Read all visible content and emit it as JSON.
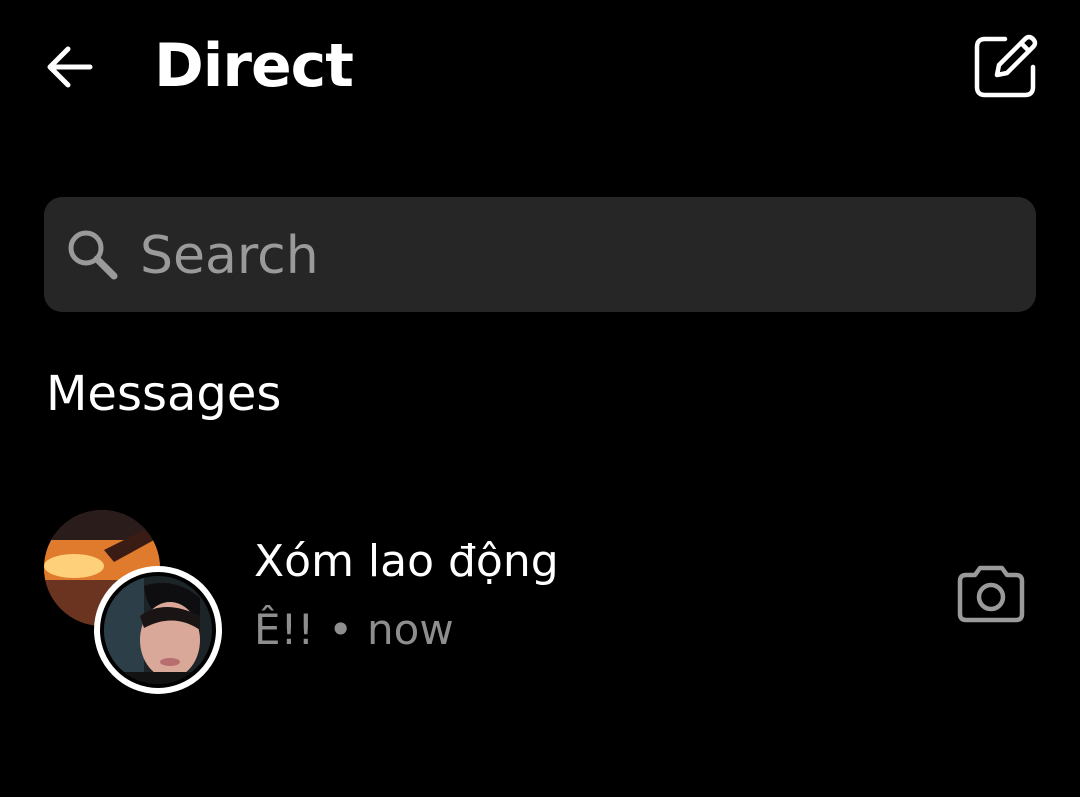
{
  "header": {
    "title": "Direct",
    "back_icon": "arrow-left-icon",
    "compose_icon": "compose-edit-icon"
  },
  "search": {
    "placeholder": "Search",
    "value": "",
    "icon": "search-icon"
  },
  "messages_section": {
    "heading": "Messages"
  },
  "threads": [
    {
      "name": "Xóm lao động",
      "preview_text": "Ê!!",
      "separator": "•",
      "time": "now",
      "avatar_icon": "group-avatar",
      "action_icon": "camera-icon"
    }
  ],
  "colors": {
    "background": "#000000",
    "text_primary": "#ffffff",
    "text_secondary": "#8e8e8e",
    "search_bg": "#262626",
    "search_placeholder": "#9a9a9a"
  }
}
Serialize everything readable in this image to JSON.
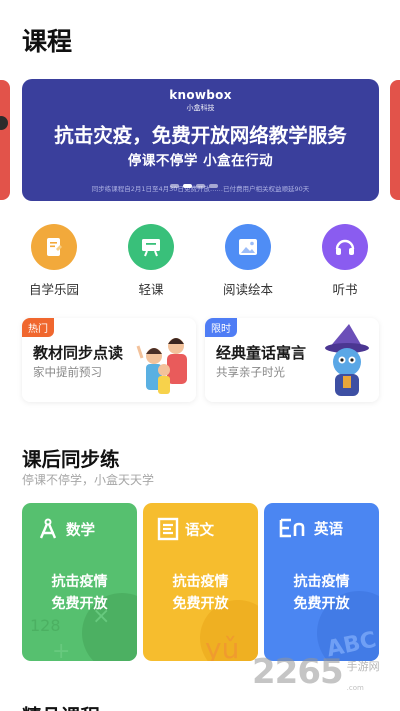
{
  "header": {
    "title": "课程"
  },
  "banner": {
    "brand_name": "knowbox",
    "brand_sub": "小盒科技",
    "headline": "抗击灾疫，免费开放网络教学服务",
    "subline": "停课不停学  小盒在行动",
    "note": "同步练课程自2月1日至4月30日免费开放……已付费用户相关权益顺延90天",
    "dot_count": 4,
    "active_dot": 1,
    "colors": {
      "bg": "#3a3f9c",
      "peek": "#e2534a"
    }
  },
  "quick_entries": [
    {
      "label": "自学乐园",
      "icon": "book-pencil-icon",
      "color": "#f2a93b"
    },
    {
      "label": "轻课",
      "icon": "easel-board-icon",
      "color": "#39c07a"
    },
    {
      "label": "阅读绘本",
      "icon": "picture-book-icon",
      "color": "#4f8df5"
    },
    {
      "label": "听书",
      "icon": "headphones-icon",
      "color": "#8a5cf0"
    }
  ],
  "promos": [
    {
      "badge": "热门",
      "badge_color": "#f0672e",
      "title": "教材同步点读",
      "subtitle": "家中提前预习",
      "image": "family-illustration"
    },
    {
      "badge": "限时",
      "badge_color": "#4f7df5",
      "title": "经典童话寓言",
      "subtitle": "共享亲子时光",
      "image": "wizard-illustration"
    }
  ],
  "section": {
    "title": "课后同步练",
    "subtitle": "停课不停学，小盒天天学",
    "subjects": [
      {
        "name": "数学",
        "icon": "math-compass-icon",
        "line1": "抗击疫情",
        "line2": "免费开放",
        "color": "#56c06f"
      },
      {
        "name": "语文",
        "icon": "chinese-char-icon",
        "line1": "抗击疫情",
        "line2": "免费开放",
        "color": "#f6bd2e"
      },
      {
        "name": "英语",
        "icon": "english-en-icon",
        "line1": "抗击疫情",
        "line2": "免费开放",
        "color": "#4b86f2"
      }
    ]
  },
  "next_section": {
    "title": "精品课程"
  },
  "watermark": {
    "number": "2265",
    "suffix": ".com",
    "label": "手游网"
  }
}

--

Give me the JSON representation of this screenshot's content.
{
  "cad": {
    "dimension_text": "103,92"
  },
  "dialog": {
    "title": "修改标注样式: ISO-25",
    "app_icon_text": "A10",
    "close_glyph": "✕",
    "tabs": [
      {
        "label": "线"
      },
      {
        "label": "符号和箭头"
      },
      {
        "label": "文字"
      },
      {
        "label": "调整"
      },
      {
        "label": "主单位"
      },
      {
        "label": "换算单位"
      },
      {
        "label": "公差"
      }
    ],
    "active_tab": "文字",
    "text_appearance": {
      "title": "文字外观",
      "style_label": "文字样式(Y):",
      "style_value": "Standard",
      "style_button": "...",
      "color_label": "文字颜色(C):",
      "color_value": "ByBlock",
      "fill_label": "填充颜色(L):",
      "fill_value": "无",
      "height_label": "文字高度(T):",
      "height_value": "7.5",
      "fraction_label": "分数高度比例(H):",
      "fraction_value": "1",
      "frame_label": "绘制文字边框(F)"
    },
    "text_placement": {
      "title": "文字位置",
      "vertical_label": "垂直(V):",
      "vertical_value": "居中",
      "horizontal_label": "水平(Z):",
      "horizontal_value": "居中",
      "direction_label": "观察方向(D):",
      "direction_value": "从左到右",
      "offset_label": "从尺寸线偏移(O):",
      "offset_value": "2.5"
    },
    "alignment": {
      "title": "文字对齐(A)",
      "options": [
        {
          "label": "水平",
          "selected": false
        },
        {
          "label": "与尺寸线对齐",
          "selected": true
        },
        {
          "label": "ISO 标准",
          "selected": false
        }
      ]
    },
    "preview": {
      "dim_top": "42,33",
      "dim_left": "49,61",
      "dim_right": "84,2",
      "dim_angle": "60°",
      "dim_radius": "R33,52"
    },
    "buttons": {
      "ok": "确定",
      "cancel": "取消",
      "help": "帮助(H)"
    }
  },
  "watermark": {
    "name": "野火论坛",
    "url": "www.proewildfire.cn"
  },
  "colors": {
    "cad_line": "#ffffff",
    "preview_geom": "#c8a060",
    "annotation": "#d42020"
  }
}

GIVEN REQUEST =>
For the data above, state how many lines contain "停课不停学"; the number is the whole answer.

REPLY TO THE TASK =>
2